■ Provided passage
───

However if the owner knew his dogs may not take kindly to being approached he should've put his dogs back on lead when he saw yours and you should have followed suit for your dog's safety.

TheRobinIsBobbingAlong Mon 02-Dec-19 16:34:54

Providing your dog didn't do anything to provoke the behaviour from the other dogs (eg growling at them), and wasn't let off the lead whilst in season, then I'd put the fault with the owners of the dobermans. It sounds more like rough play than an attack, as I'm sure if the doberman meant business your poor JR would have come off a lot worse.

From walking my own dog I've learnt now not to allow her to approach other dogs unless I know them, even if they are off lead. Good practice to keep your dog close to you and not let them run up to other dogs, even when they're off lead.

BlanketTime Mon 02-Dec-19 16:35:44

They seemed alright at first, it was when the male joined in that it got nasty. If they had been on leads I would have assumed they were not to be approached but who has a dog off lead with no recall? What if they went after a child?

───

■ Work task
Can you carry on the forum thread about the off-lead dobermans from its last post? The items after this point are separate material, unrelated to the dog-walking thread.

■ Page layout parsing data
───

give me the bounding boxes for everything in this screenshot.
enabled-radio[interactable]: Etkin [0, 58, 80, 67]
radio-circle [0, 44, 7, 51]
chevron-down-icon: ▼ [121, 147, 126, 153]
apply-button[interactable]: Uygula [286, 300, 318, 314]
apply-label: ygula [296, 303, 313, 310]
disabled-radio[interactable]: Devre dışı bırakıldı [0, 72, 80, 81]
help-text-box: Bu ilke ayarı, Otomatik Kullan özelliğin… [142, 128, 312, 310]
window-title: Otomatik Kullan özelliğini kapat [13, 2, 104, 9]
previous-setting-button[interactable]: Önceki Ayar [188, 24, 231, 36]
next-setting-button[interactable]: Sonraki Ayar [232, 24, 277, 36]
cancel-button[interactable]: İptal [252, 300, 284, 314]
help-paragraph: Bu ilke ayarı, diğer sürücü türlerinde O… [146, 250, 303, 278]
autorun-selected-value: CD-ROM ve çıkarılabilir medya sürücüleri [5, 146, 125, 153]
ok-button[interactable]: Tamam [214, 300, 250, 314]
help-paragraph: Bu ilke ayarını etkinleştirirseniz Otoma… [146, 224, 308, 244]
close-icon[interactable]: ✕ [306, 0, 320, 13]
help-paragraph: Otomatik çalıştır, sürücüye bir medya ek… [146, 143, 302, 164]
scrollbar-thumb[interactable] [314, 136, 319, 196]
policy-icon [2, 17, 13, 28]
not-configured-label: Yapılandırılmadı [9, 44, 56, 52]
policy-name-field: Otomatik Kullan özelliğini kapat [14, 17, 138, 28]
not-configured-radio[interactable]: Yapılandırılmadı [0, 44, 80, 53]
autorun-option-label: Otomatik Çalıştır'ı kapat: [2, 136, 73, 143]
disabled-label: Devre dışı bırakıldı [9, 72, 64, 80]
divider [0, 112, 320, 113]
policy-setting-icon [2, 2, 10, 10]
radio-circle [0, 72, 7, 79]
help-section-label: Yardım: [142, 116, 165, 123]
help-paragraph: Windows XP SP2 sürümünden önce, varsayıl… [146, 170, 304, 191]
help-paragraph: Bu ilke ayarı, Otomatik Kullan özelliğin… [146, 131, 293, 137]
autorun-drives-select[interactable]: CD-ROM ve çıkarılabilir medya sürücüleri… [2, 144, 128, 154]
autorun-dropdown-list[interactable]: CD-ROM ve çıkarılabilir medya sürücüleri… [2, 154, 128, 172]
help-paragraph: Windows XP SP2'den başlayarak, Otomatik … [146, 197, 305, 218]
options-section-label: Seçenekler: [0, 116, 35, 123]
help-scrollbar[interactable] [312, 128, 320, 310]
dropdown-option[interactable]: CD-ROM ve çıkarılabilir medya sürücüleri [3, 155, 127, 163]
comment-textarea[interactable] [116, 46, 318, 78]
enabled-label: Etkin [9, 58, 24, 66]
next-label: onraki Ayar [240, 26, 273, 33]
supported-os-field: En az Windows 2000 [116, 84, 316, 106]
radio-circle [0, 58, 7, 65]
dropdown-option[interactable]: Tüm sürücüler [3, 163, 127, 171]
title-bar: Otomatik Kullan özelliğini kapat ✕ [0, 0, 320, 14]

───

■ Output for this task
Wolfiefan Mon 02-Dec-19 16:36:29

It wasn’t a dog attack though was it?
Your dog approached them.
The bigger dogs should have returned when the owner called them. But equally you shouldn’t let your dog run off “into the distance” to approach strange dogs.

missyB1 Mon 02-Dec-19 16:36:43

I’m all for dogs socialising and playing with each other but all the owners need to be close by and supervising the play. Sounds like you were all too far away. And yes the other dogs had poor recall. When one of the owners or one of the dogs decides the play is over the dogs need to stop.
I say that as an owner that allows my dog to play with others off lead every day.

Wolfiefan Mon 02-Dec-19 16:37:13

After a child? FFS.
How was it “nasty”? Blood? Stitches needed? Or just big dog bouncing and maybe making a noise??

SoupDragon Mon 02-Dec-19 16:37:15

No, it wasn't 100% on them there was fault on both sides.

Your dog wasn't "attacked" though.

rhubarbcrumbles Mon 02-Dec-19 16:37:34

50-50 - you should have recalled your dog when you saw there were other dogs around who were off the lead, so should they.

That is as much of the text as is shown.